Exercise aim ▸
Quote the listing in full, exactly as given, minus any pictures.

Exercise data ▸
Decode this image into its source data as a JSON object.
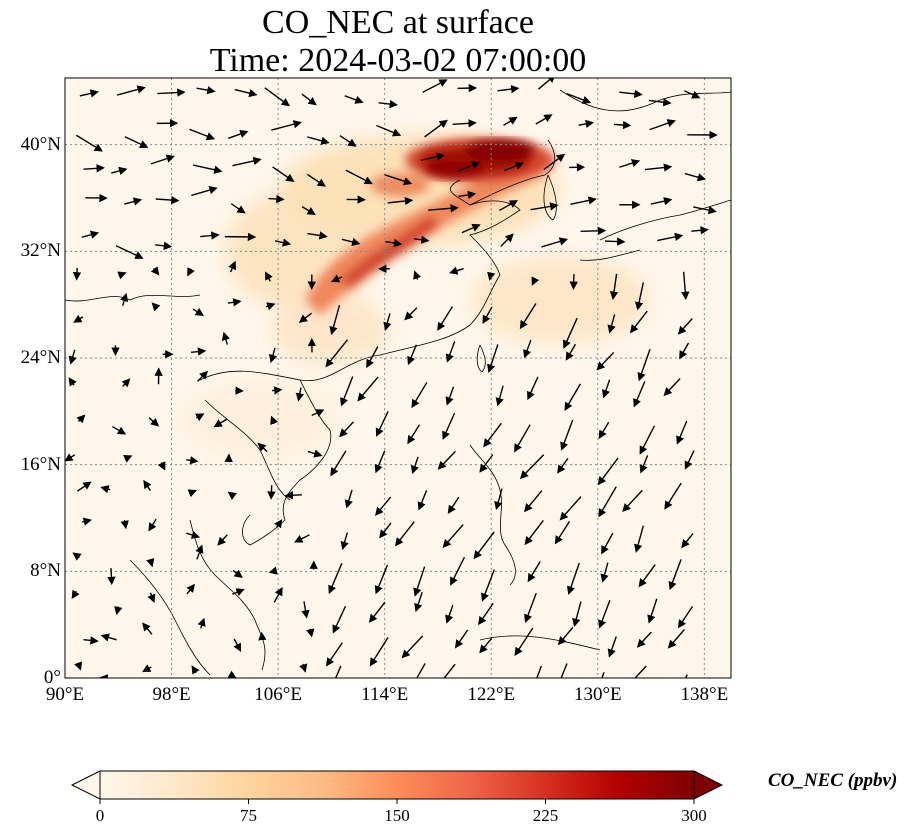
{
  "title": {
    "line1": "CO_NEC at surface",
    "line2": "Time: 2024-03-02 07:00:00"
  },
  "map": {
    "projection": "PlateCarree",
    "lon_range": [
      90,
      140
    ],
    "lat_range": [
      0,
      45
    ],
    "gridlines": true,
    "x_ticks": [
      {
        "value": 90,
        "label": "90°E"
      },
      {
        "value": 98,
        "label": "98°E"
      },
      {
        "value": 106,
        "label": "106°E"
      },
      {
        "value": 114,
        "label": "114°E"
      },
      {
        "value": 122,
        "label": "122°E"
      },
      {
        "value": 130,
        "label": "130°E"
      },
      {
        "value": 138,
        "label": "138°E"
      }
    ],
    "y_ticks": [
      {
        "value": 0,
        "label": "0°"
      },
      {
        "value": 8,
        "label": "8°N"
      },
      {
        "value": 16,
        "label": "16°N"
      },
      {
        "value": 24,
        "label": "24°N"
      },
      {
        "value": 32,
        "label": "32°N"
      },
      {
        "value": 40,
        "label": "40°N"
      }
    ],
    "overlay": "wind vectors"
  },
  "colorbar": {
    "label": "CO_NEC (ppbv)",
    "colormap": "OrRd",
    "min": 0,
    "max": 300,
    "extend": "both",
    "ticks": [
      {
        "value": 0,
        "label": "0"
      },
      {
        "value": 75,
        "label": "75"
      },
      {
        "value": 150,
        "label": "150"
      },
      {
        "value": 225,
        "label": "225"
      },
      {
        "value": 300,
        "label": "300"
      }
    ],
    "colors": [
      "#fff7ec",
      "#fee8c8",
      "#fdd49e",
      "#fdbb84",
      "#fc8d59",
      "#ef6548",
      "#d7301f",
      "#b30000",
      "#7f0000"
    ]
  }
}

Exercise answer ▸
Decode this image into its source data as a JSON object.
{
  "title": {
    "line1": "CO_NEC at surface",
    "line2": "Time: 2024-03-02 07:00:00"
  },
  "map": {
    "projection": "PlateCarree",
    "lon_range": [
      90,
      140
    ],
    "lat_range": [
      0,
      45
    ],
    "gridlines": true,
    "x_ticks": [
      {
        "value": 90,
        "label": "90°E"
      },
      {
        "value": 98,
        "label": "98°E"
      },
      {
        "value": 106,
        "label": "106°E"
      },
      {
        "value": 114,
        "label": "114°E"
      },
      {
        "value": 122,
        "label": "122°E"
      },
      {
        "value": 130,
        "label": "130°E"
      },
      {
        "value": 138,
        "label": "138°E"
      }
    ],
    "y_ticks": [
      {
        "value": 0,
        "label": "0°"
      },
      {
        "value": 8,
        "label": "8°N"
      },
      {
        "value": 16,
        "label": "16°N"
      },
      {
        "value": 24,
        "label": "24°N"
      },
      {
        "value": 32,
        "label": "32°N"
      },
      {
        "value": 40,
        "label": "40°N"
      }
    ],
    "overlay": "wind vectors"
  },
  "colorbar": {
    "label": "CO_NEC (ppbv)",
    "colormap": "OrRd",
    "min": 0,
    "max": 300,
    "extend": "both",
    "ticks": [
      {
        "value": 0,
        "label": "0"
      },
      {
        "value": 75,
        "label": "75"
      },
      {
        "value": 150,
        "label": "150"
      },
      {
        "value": 225,
        "label": "225"
      },
      {
        "value": 300,
        "label": "300"
      }
    ],
    "colors": [
      "#fff7ec",
      "#fee8c8",
      "#fdd49e",
      "#fdbb84",
      "#fc8d59",
      "#ef6548",
      "#d7301f",
      "#b30000",
      "#7f0000"
    ]
  }
}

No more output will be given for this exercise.